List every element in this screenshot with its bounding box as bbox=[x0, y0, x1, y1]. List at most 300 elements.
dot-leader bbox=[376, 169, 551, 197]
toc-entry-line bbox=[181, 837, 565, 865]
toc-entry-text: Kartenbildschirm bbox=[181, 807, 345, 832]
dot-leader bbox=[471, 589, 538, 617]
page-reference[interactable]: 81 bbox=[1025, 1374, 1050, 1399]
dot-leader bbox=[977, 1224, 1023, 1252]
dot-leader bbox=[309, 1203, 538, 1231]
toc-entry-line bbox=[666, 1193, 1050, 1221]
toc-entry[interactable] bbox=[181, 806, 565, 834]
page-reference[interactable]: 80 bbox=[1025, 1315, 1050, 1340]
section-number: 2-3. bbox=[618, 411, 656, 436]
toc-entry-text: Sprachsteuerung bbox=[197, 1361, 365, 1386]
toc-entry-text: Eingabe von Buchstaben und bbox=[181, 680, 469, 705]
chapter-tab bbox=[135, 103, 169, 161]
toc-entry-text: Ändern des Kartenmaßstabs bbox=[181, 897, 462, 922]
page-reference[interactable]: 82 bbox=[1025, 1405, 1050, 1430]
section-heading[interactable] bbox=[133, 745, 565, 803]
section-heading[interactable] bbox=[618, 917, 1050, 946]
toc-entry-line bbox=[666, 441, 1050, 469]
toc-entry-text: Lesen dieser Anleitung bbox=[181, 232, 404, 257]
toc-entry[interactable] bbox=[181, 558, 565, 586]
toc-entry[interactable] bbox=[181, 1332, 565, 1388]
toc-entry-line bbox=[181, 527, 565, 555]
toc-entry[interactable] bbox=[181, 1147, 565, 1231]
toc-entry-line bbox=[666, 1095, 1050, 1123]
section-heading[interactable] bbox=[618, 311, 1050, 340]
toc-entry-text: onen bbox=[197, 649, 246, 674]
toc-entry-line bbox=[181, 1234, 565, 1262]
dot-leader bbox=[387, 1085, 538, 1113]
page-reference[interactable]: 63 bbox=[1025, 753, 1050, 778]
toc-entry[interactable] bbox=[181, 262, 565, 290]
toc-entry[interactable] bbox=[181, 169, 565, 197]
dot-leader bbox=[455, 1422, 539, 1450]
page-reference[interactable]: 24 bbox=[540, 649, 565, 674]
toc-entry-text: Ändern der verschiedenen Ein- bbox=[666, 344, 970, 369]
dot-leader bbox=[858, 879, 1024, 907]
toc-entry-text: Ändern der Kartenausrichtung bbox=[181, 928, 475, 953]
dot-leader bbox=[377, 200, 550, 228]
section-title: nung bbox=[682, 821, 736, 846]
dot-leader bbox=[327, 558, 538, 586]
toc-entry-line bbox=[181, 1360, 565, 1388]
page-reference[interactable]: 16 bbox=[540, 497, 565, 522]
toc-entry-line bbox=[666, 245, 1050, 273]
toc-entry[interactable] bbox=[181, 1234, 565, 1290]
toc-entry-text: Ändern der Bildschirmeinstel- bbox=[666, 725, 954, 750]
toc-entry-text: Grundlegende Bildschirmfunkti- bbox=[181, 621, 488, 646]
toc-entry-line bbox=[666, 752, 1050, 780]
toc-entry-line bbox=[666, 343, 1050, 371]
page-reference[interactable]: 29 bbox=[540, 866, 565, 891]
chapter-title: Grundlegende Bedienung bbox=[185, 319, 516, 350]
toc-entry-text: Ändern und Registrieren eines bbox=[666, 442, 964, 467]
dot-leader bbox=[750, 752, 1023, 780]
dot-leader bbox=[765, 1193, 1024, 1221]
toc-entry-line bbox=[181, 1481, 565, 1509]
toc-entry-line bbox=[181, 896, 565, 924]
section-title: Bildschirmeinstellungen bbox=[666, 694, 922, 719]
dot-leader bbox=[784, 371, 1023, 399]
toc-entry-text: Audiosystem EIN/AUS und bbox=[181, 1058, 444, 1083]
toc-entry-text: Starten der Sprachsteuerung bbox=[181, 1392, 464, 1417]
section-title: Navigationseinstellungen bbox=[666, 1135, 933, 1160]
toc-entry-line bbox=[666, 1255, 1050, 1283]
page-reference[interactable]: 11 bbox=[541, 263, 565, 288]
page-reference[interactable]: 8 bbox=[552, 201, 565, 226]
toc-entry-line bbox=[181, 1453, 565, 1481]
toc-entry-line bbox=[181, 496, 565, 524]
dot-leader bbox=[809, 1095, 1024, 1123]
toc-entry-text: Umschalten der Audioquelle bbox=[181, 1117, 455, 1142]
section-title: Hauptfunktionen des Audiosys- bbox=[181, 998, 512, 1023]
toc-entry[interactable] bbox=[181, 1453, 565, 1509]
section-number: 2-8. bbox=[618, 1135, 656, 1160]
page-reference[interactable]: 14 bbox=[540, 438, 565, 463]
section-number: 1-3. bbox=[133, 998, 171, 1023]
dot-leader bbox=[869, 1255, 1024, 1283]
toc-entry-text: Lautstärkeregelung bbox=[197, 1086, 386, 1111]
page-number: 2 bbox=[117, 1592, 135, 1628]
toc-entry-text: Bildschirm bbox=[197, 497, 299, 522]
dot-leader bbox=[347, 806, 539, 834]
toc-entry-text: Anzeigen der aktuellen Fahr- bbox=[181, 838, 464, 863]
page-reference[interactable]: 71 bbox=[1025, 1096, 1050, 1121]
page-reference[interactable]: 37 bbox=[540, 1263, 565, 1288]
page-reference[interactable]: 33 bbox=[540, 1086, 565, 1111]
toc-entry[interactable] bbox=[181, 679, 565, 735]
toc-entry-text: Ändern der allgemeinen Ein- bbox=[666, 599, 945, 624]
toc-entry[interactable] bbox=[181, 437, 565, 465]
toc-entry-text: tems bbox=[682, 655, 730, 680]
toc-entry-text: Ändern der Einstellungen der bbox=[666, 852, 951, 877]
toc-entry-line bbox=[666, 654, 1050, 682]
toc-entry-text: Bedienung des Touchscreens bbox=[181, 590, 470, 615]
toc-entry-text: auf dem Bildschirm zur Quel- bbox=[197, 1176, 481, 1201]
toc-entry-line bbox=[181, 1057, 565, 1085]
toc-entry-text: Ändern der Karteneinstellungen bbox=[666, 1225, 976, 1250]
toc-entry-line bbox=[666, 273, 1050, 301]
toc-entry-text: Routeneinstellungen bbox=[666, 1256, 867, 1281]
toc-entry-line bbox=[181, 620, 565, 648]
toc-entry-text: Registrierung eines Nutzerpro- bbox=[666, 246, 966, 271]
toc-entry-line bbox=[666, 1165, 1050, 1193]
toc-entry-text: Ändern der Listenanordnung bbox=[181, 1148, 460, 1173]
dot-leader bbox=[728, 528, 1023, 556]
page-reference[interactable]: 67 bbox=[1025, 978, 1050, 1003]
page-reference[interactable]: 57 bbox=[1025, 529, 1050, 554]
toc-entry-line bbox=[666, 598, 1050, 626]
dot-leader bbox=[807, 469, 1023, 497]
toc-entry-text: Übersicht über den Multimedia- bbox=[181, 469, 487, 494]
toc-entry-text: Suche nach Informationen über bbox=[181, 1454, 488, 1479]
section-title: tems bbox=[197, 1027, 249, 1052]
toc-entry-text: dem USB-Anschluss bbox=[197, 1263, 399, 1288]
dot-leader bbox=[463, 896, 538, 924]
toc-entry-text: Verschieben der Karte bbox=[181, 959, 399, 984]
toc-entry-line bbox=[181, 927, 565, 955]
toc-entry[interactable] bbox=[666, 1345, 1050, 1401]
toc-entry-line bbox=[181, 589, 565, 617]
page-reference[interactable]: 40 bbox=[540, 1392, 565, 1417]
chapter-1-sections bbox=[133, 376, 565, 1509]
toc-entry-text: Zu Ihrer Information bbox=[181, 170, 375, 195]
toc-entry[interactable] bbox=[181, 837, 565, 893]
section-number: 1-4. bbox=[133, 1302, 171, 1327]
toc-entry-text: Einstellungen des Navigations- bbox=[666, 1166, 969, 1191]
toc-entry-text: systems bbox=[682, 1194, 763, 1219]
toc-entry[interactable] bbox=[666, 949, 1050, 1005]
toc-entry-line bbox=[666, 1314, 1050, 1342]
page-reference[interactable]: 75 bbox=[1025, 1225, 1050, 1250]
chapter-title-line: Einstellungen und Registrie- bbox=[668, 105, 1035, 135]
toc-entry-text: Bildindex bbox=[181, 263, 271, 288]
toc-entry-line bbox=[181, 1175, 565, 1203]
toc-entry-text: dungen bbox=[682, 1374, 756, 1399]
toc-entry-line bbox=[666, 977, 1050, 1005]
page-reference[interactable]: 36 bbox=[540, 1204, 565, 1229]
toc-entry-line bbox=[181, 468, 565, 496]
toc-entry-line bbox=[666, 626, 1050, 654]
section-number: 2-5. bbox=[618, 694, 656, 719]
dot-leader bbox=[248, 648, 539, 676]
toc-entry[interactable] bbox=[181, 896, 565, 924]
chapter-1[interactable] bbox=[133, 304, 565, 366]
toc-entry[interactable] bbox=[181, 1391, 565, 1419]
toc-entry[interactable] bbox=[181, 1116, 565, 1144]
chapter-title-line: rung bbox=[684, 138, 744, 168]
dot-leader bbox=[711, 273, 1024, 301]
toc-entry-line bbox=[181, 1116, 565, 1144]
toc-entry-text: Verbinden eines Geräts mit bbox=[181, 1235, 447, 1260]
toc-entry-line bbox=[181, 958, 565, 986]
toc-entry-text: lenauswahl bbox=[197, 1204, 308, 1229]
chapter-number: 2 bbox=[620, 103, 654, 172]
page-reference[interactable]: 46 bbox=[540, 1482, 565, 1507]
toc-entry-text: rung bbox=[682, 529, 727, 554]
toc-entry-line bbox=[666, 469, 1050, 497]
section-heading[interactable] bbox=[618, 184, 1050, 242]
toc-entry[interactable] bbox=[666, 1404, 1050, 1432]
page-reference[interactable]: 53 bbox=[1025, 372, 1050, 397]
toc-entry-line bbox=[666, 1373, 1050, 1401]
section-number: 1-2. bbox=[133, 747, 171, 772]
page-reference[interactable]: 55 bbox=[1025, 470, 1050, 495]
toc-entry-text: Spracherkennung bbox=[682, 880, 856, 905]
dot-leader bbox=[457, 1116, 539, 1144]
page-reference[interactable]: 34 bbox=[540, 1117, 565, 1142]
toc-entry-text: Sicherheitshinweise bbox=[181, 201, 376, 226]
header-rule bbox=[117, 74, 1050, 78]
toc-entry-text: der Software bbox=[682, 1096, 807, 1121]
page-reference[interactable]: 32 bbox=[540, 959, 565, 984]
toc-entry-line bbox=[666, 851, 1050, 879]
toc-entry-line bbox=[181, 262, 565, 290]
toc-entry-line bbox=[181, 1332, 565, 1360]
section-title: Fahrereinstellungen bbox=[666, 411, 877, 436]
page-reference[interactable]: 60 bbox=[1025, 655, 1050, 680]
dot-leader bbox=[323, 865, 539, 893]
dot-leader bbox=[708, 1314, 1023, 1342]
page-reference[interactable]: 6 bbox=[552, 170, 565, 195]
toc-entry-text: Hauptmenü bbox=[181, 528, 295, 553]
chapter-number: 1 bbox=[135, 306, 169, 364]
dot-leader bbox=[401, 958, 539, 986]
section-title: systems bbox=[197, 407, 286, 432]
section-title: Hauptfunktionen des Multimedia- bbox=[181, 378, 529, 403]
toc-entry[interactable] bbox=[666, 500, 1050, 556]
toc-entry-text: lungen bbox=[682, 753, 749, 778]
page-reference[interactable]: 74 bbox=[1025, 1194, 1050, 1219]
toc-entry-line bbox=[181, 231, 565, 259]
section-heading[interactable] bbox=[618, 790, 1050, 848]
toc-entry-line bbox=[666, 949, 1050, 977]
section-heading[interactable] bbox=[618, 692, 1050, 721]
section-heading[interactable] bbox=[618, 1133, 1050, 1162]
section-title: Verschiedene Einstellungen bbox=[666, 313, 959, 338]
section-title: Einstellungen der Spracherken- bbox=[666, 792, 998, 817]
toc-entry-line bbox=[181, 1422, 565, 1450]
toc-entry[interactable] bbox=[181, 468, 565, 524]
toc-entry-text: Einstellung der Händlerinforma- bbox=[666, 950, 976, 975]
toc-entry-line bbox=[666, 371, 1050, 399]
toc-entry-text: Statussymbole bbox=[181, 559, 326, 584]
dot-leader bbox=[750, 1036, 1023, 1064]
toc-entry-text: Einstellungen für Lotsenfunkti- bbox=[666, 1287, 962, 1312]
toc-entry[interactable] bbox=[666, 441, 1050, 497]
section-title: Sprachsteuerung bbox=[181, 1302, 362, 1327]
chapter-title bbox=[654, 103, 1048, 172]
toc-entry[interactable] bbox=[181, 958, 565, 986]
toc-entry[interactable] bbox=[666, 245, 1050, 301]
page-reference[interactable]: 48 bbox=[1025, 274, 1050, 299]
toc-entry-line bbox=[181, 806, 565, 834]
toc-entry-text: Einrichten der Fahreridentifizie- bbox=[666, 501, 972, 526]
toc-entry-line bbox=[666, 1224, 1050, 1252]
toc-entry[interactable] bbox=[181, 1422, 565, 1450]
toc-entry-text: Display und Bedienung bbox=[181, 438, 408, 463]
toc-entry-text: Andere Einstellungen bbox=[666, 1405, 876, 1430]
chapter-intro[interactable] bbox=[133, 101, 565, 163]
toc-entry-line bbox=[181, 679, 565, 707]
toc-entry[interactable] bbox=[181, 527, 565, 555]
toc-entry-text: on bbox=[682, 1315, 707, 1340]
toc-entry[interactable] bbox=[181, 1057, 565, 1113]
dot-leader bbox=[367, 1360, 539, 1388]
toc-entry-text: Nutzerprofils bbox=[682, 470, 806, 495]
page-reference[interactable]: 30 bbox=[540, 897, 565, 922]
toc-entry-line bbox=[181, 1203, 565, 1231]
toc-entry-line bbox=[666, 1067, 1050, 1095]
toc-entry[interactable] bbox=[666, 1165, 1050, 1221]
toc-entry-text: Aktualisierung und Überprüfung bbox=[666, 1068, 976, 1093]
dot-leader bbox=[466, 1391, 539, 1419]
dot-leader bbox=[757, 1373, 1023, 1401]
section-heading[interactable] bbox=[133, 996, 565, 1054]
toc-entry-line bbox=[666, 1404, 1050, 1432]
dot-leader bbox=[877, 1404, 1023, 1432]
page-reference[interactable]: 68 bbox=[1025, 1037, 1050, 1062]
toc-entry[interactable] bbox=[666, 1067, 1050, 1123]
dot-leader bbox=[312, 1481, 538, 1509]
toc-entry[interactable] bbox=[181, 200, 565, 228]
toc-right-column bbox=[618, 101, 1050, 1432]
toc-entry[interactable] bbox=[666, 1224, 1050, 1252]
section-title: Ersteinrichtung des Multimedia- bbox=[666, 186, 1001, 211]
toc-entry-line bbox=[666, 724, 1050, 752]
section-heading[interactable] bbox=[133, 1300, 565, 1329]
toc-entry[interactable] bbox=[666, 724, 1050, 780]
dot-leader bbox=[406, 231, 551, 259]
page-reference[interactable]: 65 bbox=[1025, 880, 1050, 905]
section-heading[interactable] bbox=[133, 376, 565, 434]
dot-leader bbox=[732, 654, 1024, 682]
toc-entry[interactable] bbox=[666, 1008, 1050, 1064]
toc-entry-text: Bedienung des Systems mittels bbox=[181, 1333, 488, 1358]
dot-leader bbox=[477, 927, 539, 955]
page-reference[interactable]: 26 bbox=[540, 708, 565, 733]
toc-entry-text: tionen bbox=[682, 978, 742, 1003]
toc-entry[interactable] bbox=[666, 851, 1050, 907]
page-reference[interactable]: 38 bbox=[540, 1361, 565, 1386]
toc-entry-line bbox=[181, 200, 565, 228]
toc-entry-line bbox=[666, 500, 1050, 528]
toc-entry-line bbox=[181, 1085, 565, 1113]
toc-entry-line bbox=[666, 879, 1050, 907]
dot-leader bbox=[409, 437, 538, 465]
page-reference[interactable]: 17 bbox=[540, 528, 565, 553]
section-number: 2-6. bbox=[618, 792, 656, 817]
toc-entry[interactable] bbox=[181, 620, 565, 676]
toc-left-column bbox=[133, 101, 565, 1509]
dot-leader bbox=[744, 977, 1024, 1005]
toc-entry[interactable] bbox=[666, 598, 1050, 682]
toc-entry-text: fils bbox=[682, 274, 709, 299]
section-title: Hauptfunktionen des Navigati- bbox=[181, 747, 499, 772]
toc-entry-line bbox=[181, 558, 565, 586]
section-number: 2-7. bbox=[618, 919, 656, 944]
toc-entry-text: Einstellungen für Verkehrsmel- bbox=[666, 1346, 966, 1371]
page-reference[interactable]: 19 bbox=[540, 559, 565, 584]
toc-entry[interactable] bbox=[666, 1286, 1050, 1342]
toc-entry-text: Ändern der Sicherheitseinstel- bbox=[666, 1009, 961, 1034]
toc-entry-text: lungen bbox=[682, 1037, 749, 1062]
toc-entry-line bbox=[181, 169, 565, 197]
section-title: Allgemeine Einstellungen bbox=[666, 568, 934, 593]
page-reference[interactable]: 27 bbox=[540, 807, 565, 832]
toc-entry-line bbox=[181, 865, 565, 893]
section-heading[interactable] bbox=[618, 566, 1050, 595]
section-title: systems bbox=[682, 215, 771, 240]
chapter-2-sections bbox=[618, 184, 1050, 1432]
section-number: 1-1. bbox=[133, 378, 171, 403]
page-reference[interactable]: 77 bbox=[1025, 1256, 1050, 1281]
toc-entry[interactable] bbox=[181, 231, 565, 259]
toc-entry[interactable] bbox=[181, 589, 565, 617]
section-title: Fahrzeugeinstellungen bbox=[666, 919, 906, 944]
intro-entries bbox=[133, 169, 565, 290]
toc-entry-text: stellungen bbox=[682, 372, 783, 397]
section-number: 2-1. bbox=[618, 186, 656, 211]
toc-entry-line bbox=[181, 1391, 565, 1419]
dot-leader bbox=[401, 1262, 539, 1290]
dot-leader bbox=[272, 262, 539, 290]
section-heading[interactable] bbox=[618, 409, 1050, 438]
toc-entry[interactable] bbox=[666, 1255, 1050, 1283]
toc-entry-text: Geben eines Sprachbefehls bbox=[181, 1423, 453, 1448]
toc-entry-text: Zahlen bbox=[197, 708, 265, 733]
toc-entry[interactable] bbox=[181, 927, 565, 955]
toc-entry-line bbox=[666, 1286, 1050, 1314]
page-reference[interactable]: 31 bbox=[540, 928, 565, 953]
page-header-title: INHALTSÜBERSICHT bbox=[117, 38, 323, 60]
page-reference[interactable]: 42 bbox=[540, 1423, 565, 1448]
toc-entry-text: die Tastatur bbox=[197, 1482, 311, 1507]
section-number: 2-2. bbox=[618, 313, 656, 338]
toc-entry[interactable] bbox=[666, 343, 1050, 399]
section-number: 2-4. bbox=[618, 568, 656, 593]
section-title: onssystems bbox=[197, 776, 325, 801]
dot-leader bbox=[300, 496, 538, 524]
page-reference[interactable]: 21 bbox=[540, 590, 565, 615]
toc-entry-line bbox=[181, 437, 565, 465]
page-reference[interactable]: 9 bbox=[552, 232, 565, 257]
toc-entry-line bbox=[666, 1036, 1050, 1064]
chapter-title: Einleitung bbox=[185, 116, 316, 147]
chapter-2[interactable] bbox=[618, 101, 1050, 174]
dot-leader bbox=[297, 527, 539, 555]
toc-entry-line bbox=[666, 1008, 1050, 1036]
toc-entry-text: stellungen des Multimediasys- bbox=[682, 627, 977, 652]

- **Exercise directions**:
Copy the rows character for character, beginning with the first row and ending with the line that contains "toc-entry[interactable] bbox=[181, 169, 565, 197]". Include both of those lines.

- **Written response**:
List every element in this screenshot with its bounding box as bbox=[x0, y0, x1, y1]. List at most 300 elements.
dot-leader bbox=[376, 169, 551, 197]
toc-entry-line bbox=[181, 837, 565, 865]
toc-entry-text: Kartenbildschirm bbox=[181, 807, 345, 832]
dot-leader bbox=[471, 589, 538, 617]
page-reference[interactable]: 81 bbox=[1025, 1374, 1050, 1399]
dot-leader bbox=[977, 1224, 1023, 1252]
dot-leader bbox=[309, 1203, 538, 1231]
toc-entry-line bbox=[666, 1193, 1050, 1221]
toc-entry[interactable] bbox=[181, 806, 565, 834]
page-reference[interactable]: 80 bbox=[1025, 1315, 1050, 1340]
section-number: 2-3. bbox=[618, 411, 656, 436]
toc-entry-text: Sprachsteuerung bbox=[197, 1361, 365, 1386]
toc-entry-text: Eingabe von Buchstaben und bbox=[181, 680, 469, 705]
chapter-tab bbox=[135, 103, 169, 161]
toc-entry-text: Ändern des Kartenmaßstabs bbox=[181, 897, 462, 922]
page-reference[interactable]: 82 bbox=[1025, 1405, 1050, 1430]
section-heading[interactable] bbox=[133, 745, 565, 803]
section-heading[interactable] bbox=[618, 917, 1050, 946]
toc-entry-line bbox=[666, 441, 1050, 469]
toc-entry-text: Lesen dieser Anleitung bbox=[181, 232, 404, 257]
toc-entry[interactable] bbox=[181, 558, 565, 586]
toc-entry[interactable] bbox=[181, 1332, 565, 1388]
toc-entry-line bbox=[181, 527, 565, 555]
toc-entry[interactable] bbox=[181, 1147, 565, 1231]
toc-entry-line bbox=[666, 1095, 1050, 1123]
section-heading[interactable] bbox=[618, 311, 1050, 340]
toc-entry-text: onen bbox=[197, 649, 246, 674]
toc-entry-line bbox=[181, 1234, 565, 1262]
dot-leader bbox=[387, 1085, 538, 1113]
page-reference[interactable]: 63 bbox=[1025, 753, 1050, 778]
toc-entry[interactable] bbox=[181, 262, 565, 290]
toc-entry[interactable] bbox=[181, 169, 565, 197]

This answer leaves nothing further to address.